Data section:
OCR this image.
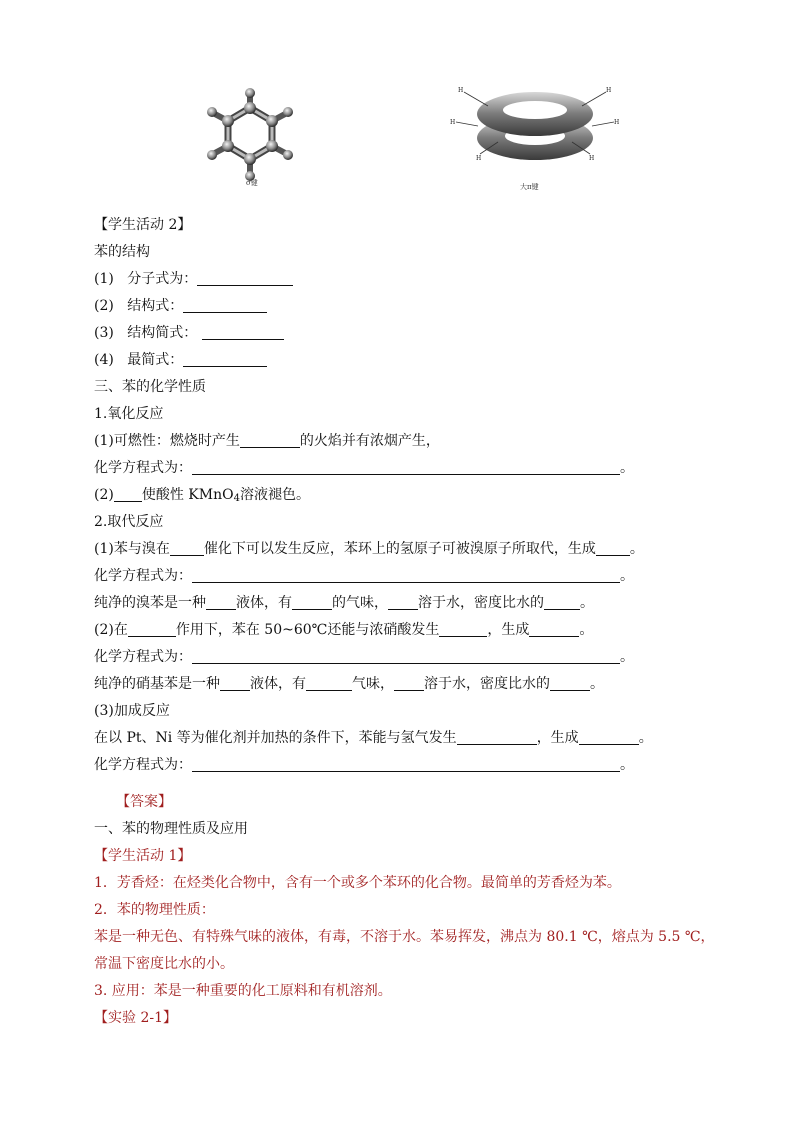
σ键
H	H
H	H
H	H
大π键
【学生活动 2】
苯的结构
(1) 分子式为：
(2) 结构式：
(3) 结构简式：
(4) 最简式：
三、苯的化学性质
1.氧化反应
(1)可燃性：燃烧时产生	的火焰并有浓烟产生，
化学方程式为：	。
(2) 使酸性 KMnO$_4$溶液褪色。
2.取代反应
(1)苯与溴在 催化下可以发生反应，苯环上的氢原子可被溴原子所取代，生成 。
化学方程式为：	。
纯净的溴苯是一种 液体，有	的气味， 溶于水，密度比水的	。
(2)在	作用下，苯在 50~60℃还能与浓硝酸发生	，生成	。
化学方程式为：	。
纯净的硝基苯是一种 液体，有	气味， 溶于水，密度比水的	。
(3)加成反应
在以 Pt、Ni 等为催化剂并加热的条件下，苯能与氢气发生	，生成	。
化学方程式为：	。
【答案】
一、苯的物理性质及应用
【学生活动 1】
1．芳香烃：在烃类化合物中，含有一个或多个苯环的化合物。最简单的芳香烃为苯。
2．苯的物理性质：
苯是一种无色、有特殊气味的液体，有毒，不溶于水。苯易挥发，沸点为 80.1 ℃，熔点为 5.5 ℃，
常温下密度比水的小。
3. 应用：苯是一种重要的化工原料和有机溶剂。
【实验 2-1】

Goal:
Reproduce each record above by retyping it exactly; omit all images.

Exercise response:
OCR this image.
σ键
H	H
H	H
H	H
大π键
【学生活动 2】
苯的结构
(1) 分子式为：
(2) 结构式：
(3) 结构简式：
(4) 最简式：
三、苯的化学性质
1.氧化反应
(1)可燃性：燃烧时产生	的火焰并有浓烟产生，
化学方程式为：	。
(2) 使酸性 KMnO$_4$溶液褪色。
2.取代反应
(1)苯与溴在 催化下可以发生反应，苯环上的氢原子可被溴原子所取代，生成 。
化学方程式为：	。
纯净的溴苯是一种 液体，有	的气味， 溶于水，密度比水的	。
(2)在	作用下，苯在 50~60℃还能与浓硝酸发生	，生成	。
化学方程式为：	。
纯净的硝基苯是一种 液体，有	气味， 溶于水，密度比水的	。
(3)加成反应
在以 Pt、Ni 等为催化剂并加热的条件下，苯能与氢气发生	，生成	。
化学方程式为：	。
【答案】
一、苯的物理性质及应用
【学生活动 1】
1．芳香烃：在烃类化合物中，含有一个或多个苯环的化合物。最简单的芳香烃为苯。
2．苯的物理性质：
苯是一种无色、有特殊气味的液体，有毒，不溶于水。苯易挥发，沸点为 80.1 ℃，熔点为 5.5 ℃，
常温下密度比水的小。
3. 应用：苯是一种重要的化工原料和有机溶剂。
【实验 2-1】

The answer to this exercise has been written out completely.